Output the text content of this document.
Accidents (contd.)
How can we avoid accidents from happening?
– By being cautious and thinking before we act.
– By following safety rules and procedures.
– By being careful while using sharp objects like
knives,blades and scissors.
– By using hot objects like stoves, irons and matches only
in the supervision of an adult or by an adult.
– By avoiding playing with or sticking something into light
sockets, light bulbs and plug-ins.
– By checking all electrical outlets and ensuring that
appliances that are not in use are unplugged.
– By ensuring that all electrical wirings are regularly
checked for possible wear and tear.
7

————

#### Work instructions:
All of the records must be retyped exactly as they are.

#### Complete output:
Output the text content of this document.
Accidents (contd.)
How can we avoid accidents from happening?
– By being cautious and thinking before we act.
– By following safety rules and procedures.
– By being careful while using sharp objects like
knives,blades and scissors.
– By using hot objects like stoves, irons and matches only
in the supervision of an adult or by an adult.
– By avoiding playing with or sticking something into light
sockets, light bulbs and plug-ins.
– By checking all electrical outlets and ensuring that
appliances that are not in use are unplugged.
– By ensuring that all electrical wirings are regularly
checked for possible wear and tear.
7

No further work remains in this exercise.